Problem statement
Output all entries exactly as they appear and skip the pictures.

Input data
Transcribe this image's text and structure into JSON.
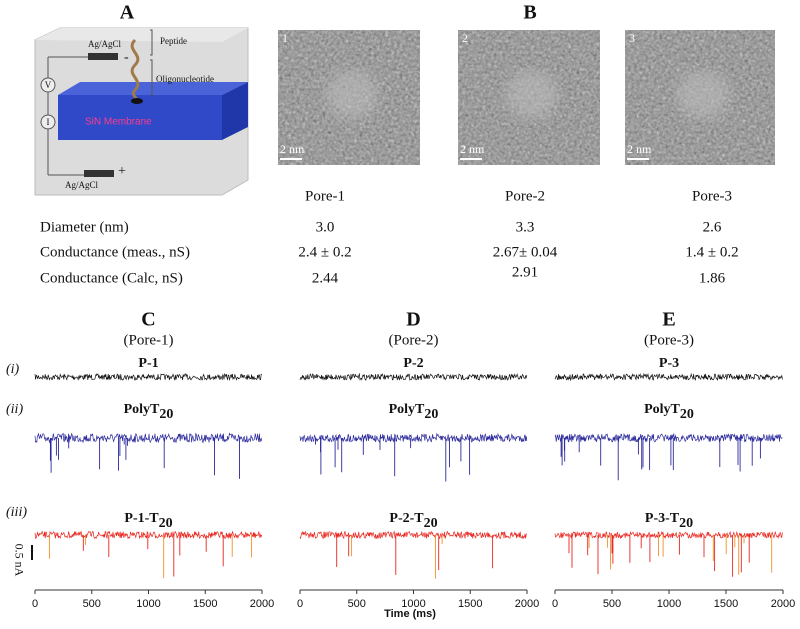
{
  "panels": {
    "A": "A",
    "B": "B"
  },
  "schematic": {
    "electrode_top": "Ag/AgCl",
    "electrode_bottom": "Ag/AgCl",
    "peptide": "Peptide",
    "oligo": "Oligonucleotide",
    "membrane": "SiN Membrane",
    "voltmeter": "V",
    "ammeter": "I",
    "minus": "-",
    "plus": "+"
  },
  "tem_images": [
    {
      "index": "1",
      "scale": "2 nm"
    },
    {
      "index": "2",
      "scale": "2 nm"
    },
    {
      "index": "3",
      "scale": "2 nm"
    }
  ],
  "table": {
    "columns": [
      "Pore-1",
      "Pore-2",
      "Pore-3"
    ],
    "rows": [
      {
        "label": "Diameter (nm)",
        "values": [
          "3.0",
          "3.3",
          "2.6"
        ]
      },
      {
        "label": "Conductance (meas., nS)",
        "values": [
          "2.4 ± 0.2",
          "2.67± 0.04",
          "1.4 ± 0.2"
        ]
      },
      {
        "label": "Conductance (Calc, nS)",
        "values": [
          "2.44",
          "2.91",
          "1.86"
        ]
      }
    ]
  },
  "traces": {
    "row_labels": [
      "(i)",
      "(ii)",
      "(iii)"
    ],
    "columns": [
      {
        "panel": "C",
        "pore": "(Pore-1)",
        "labels": [
          {
            "main": "P-1",
            "sub": ""
          },
          {
            "main": "PolyT",
            "sub": "20"
          },
          {
            "main": "P-1-T",
            "sub": "20"
          }
        ]
      },
      {
        "panel": "D",
        "pore": "(Pore-2)",
        "labels": [
          {
            "main": "P-2",
            "sub": ""
          },
          {
            "main": "PolyT",
            "sub": "20"
          },
          {
            "main": "P-2-T",
            "sub": "20"
          }
        ]
      },
      {
        "panel": "E",
        "pore": "(Pore-3)",
        "labels": [
          {
            "main": "P-3",
            "sub": ""
          },
          {
            "main": "PolyT",
            "sub": "20"
          },
          {
            "main": "P-3-T",
            "sub": "20"
          }
        ]
      }
    ],
    "scale_bar": "0.5 nA",
    "x_ticks": [
      "0",
      "500",
      "1000",
      "1500",
      "2000"
    ],
    "x_label": "Time (ms)"
  }
}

Response box
Transcribe this image's text and structure into JSON.
{
  "panels": {
    "A": "A",
    "B": "B"
  },
  "schematic": {
    "electrode_top": "Ag/AgCl",
    "electrode_bottom": "Ag/AgCl",
    "peptide": "Peptide",
    "oligo": "Oligonucleotide",
    "membrane": "SiN Membrane",
    "voltmeter": "V",
    "ammeter": "I",
    "minus": "-",
    "plus": "+"
  },
  "tem_images": [
    {
      "index": "1",
      "scale": "2 nm"
    },
    {
      "index": "2",
      "scale": "2 nm"
    },
    {
      "index": "3",
      "scale": "2 nm"
    }
  ],
  "table": {
    "columns": [
      "Pore-1",
      "Pore-2",
      "Pore-3"
    ],
    "rows": [
      {
        "label": "Diameter (nm)",
        "values": [
          "3.0",
          "3.3",
          "2.6"
        ]
      },
      {
        "label": "Conductance (meas., nS)",
        "values": [
          "2.4 ± 0.2",
          "2.67± 0.04",
          "1.4 ± 0.2"
        ]
      },
      {
        "label": "Conductance (Calc, nS)",
        "values": [
          "2.44",
          "2.91",
          "1.86"
        ]
      }
    ]
  },
  "traces": {
    "row_labels": [
      "(i)",
      "(ii)",
      "(iii)"
    ],
    "columns": [
      {
        "panel": "C",
        "pore": "(Pore-1)",
        "labels": [
          {
            "main": "P-1",
            "sub": ""
          },
          {
            "main": "PolyT",
            "sub": "20"
          },
          {
            "main": "P-1-T",
            "sub": "20"
          }
        ]
      },
      {
        "panel": "D",
        "pore": "(Pore-2)",
        "labels": [
          {
            "main": "P-2",
            "sub": ""
          },
          {
            "main": "PolyT",
            "sub": "20"
          },
          {
            "main": "P-2-T",
            "sub": "20"
          }
        ]
      },
      {
        "panel": "E",
        "pore": "(Pore-3)",
        "labels": [
          {
            "main": "P-3",
            "sub": ""
          },
          {
            "main": "PolyT",
            "sub": "20"
          },
          {
            "main": "P-3-T",
            "sub": "20"
          }
        ]
      }
    ],
    "scale_bar": "0.5 nA",
    "x_ticks": [
      "0",
      "500",
      "1000",
      "1500",
      "2000"
    ],
    "x_label": "Time (ms)"
  }
}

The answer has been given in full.